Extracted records
==============================

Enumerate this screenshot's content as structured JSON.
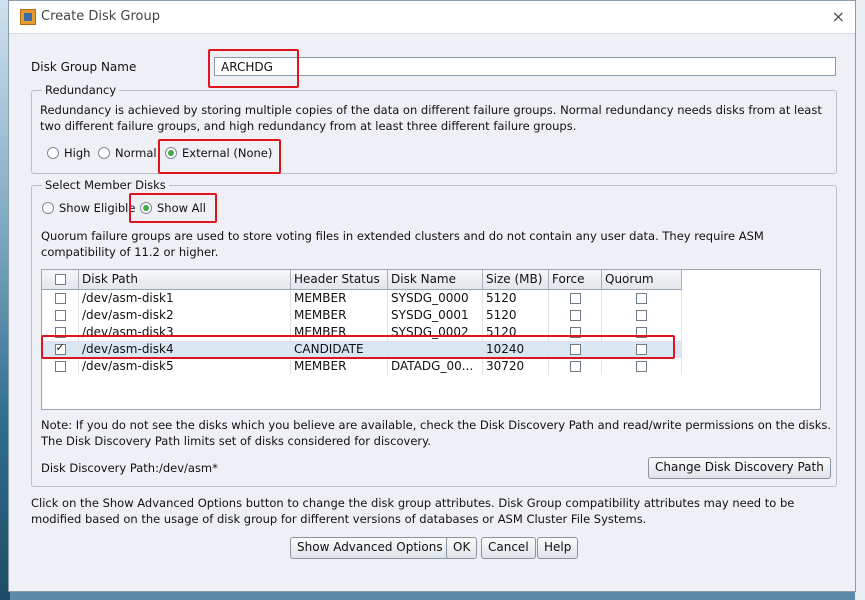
{
  "window": {
    "title": "Create Disk Group",
    "close_glyph": "×"
  },
  "diskgroup": {
    "label": "Disk Group Name",
    "value": "ARCHDG"
  },
  "redundancy": {
    "title": "Redundancy",
    "description": "Redundancy is achieved by storing multiple copies of the data on different failure groups. Normal redundancy needs disks from at least two different failure groups, and high redundancy from at least three different failure groups.",
    "options": [
      "High",
      "Normal",
      "External (None)"
    ],
    "selected": "External (None)"
  },
  "member_disks": {
    "title": "Select Member Disks",
    "options": [
      "Show Eligible",
      "Show All"
    ],
    "selected": "Show All",
    "quorum_note": "Quorum failure groups are used to store voting files in extended clusters and do not contain any user data. They require ASM compatibility of 11.2 or higher."
  },
  "table": {
    "columns": [
      "",
      "Disk Path",
      "Header Status",
      "Disk Name",
      "Size (MB)",
      "Force",
      "Quorum"
    ],
    "rows": [
      {
        "path": "/dev/asm-disk1",
        "status": "MEMBER",
        "name": "SYSDG_0000",
        "size": "5120",
        "checked": false
      },
      {
        "path": "/dev/asm-disk2",
        "status": "MEMBER",
        "name": "SYSDG_0001",
        "size": "5120",
        "checked": false
      },
      {
        "path": "/dev/asm-disk3",
        "status": "MEMBER",
        "name": "SYSDG_0002",
        "size": "5120",
        "checked": false
      },
      {
        "path": "/dev/asm-disk4",
        "status": "CANDIDATE",
        "name": "",
        "size": "10240",
        "checked": true
      },
      {
        "path": "/dev/asm-disk5",
        "status": "MEMBER",
        "name": "DATADG_00...",
        "size": "30720",
        "checked": false
      }
    ]
  },
  "note": "Note: If you do not see the disks which you believe are available, check the Disk Discovery Path and read/write permissions on the disks. The Disk Discovery Path limits set of disks considered for discovery.",
  "discovery": {
    "label": "Disk Discovery Path:/dev/asm*",
    "button": "Change Disk Discovery Path"
  },
  "advanced_note": "Click on the Show Advanced Options button to change the disk group attributes. Disk Group compatibility attributes may need to be modified based on the usage of disk group for different versions of databases or ASM Cluster File Systems.",
  "buttons": {
    "advanced": "Show Advanced Options",
    "ok": "OK",
    "cancel": "Cancel",
    "help": "Help"
  },
  "colors": {
    "highlight": "#e0141e",
    "radio_on": "#3cae45"
  }
}
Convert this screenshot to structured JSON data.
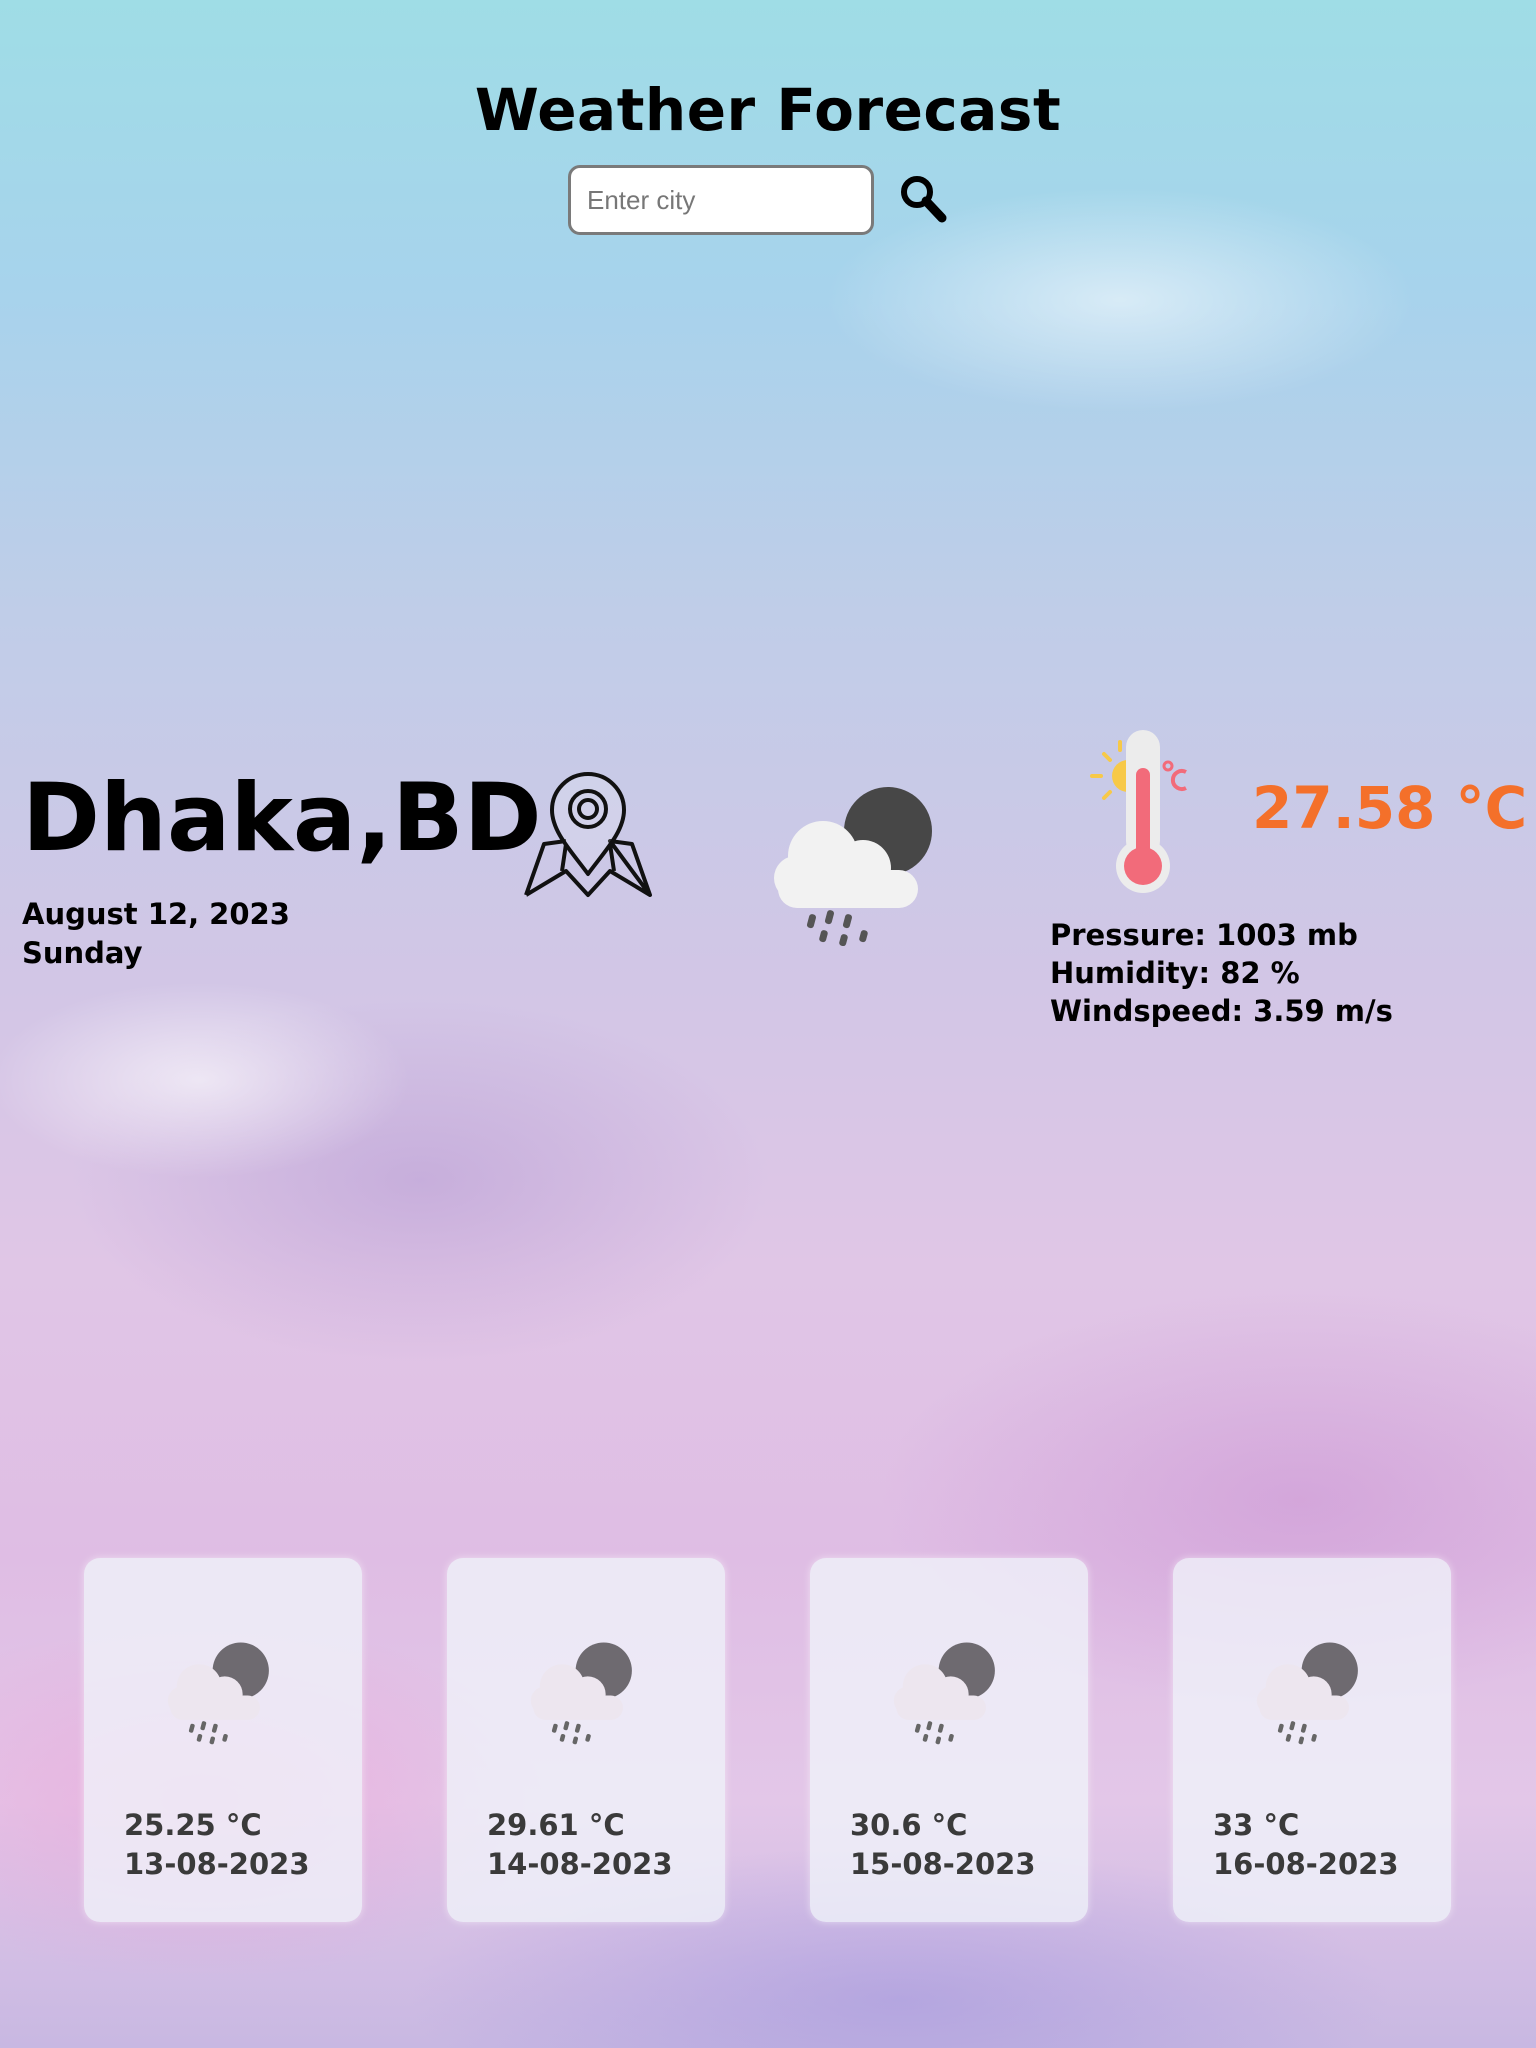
{
  "header": {
    "title": "Weather Forecast"
  },
  "search": {
    "placeholder": "Enter city",
    "value": ""
  },
  "current": {
    "city": "Dhaka,BD",
    "date": "August 12, 2023",
    "day": "Sunday",
    "temperature": "27.58 °C",
    "pressure": "Pressure: 1003 mb",
    "humidity": "Humidity: 82 %",
    "windspeed": "Windspeed: 3.59 m/s",
    "icon": "night-rain-cloud-icon"
  },
  "forecast": [
    {
      "temp": "25.25 °C",
      "date": "13-08-2023",
      "icon": "night-rain-cloud-icon"
    },
    {
      "temp": "29.61 °C",
      "date": "14-08-2023",
      "icon": "night-rain-cloud-icon"
    },
    {
      "temp": "30.6 °C",
      "date": "15-08-2023",
      "icon": "night-rain-cloud-icon"
    },
    {
      "temp": "33 °C",
      "date": "16-08-2023",
      "icon": "night-rain-cloud-icon"
    }
  ],
  "colors": {
    "temperature": "#f4702a",
    "card_background": "#f0f4fa"
  }
}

==============================

From the material above, reproduce everything verbatim except the pictures.

Enumerate this screenshot's content as structured JSON.
{
  "window": {
    "title": "Create Disk Group",
    "close_glyph": "×"
  },
  "diskgroup": {
    "label": "Disk Group Name",
    "value": "ARCHDG"
  },
  "redundancy": {
    "title": "Redundancy",
    "description": "Redundancy is achieved by storing multiple copies of the data on different failure groups. Normal redundancy needs disks from at least two different failure groups, and high redundancy from at least three different failure groups.",
    "options": [
      "High",
      "Normal",
      "External (None)"
    ],
    "selected": "External (None)"
  },
  "member_disks": {
    "title": "Select Member Disks",
    "options": [
      "Show Eligible",
      "Show All"
    ],
    "selected": "Show All",
    "quorum_note": "Quorum failure groups are used to store voting files in extended clusters and do not contain any user data. They require ASM compatibility of 11.2 or higher."
  },
  "table": {
    "columns": [
      "",
      "Disk Path",
      "Header Status",
      "Disk Name",
      "Size (MB)",
      "Force",
      "Quorum"
    ],
    "rows": [
      {
        "path": "/dev/asm-disk1",
        "status": "MEMBER",
        "name": "SYSDG_0000",
        "size": "5120",
        "checked": false
      },
      {
        "path": "/dev/asm-disk2",
        "status": "MEMBER",
        "name": "SYSDG_0001",
        "size": "5120",
        "checked": false
      },
      {
        "path": "/dev/asm-disk3",
        "status": "MEMBER",
        "name": "SYSDG_0002",
        "size": "5120",
        "checked": false
      },
      {
        "path": "/dev/asm-disk4",
        "status": "CANDIDATE",
        "name": "",
        "size": "10240",
        "checked": true
      },
      {
        "path": "/dev/asm-disk5",
        "status": "MEMBER",
        "name": "DATADG_00...",
        "size": "30720",
        "checked": false
      }
    ]
  },
  "note": "Note: If you do not see the disks which you believe are available, check the Disk Discovery Path and read/write permissions on the disks. The Disk Discovery Path limits set of disks considered for discovery.",
  "discovery": {
    "label": "Disk Discovery Path:/dev/asm*",
    "button": "Change Disk Discovery Path"
  },
  "advanced_note": "Click on the Show Advanced Options button to change the disk group attributes. Disk Group compatibility attributes may need to be modified based on the usage of disk group for different versions of databases or ASM Cluster File Systems.",
  "buttons": {
    "advanced": "Show Advanced Options",
    "ok": "OK",
    "cancel": "Cancel",
    "help": "Help"
  },
  "colors": {
    "highlight": "#e0141e",
    "radio_on": "#3cae45"
  }
}
Convert this screenshot to structured JSON data.
{
  "header": {
    "title": "Weather Forecast"
  },
  "search": {
    "placeholder": "Enter city",
    "value": ""
  },
  "current": {
    "city": "Dhaka,BD",
    "date": "August 12, 2023",
    "day": "Sunday",
    "temperature": "27.58 °C",
    "pressure": "Pressure: 1003 mb",
    "humidity": "Humidity: 82 %",
    "windspeed": "Windspeed: 3.59 m/s",
    "icon": "night-rain-cloud-icon"
  },
  "forecast": [
    {
      "temp": "25.25 °C",
      "date": "13-08-2023",
      "icon": "night-rain-cloud-icon"
    },
    {
      "temp": "29.61 °C",
      "date": "14-08-2023",
      "icon": "night-rain-cloud-icon"
    },
    {
      "temp": "30.6 °C",
      "date": "15-08-2023",
      "icon": "night-rain-cloud-icon"
    },
    {
      "temp": "33 °C",
      "date": "16-08-2023",
      "icon": "night-rain-cloud-icon"
    }
  ],
  "colors": {
    "temperature": "#f4702a",
    "card_background": "#f0f4fa"
  }
}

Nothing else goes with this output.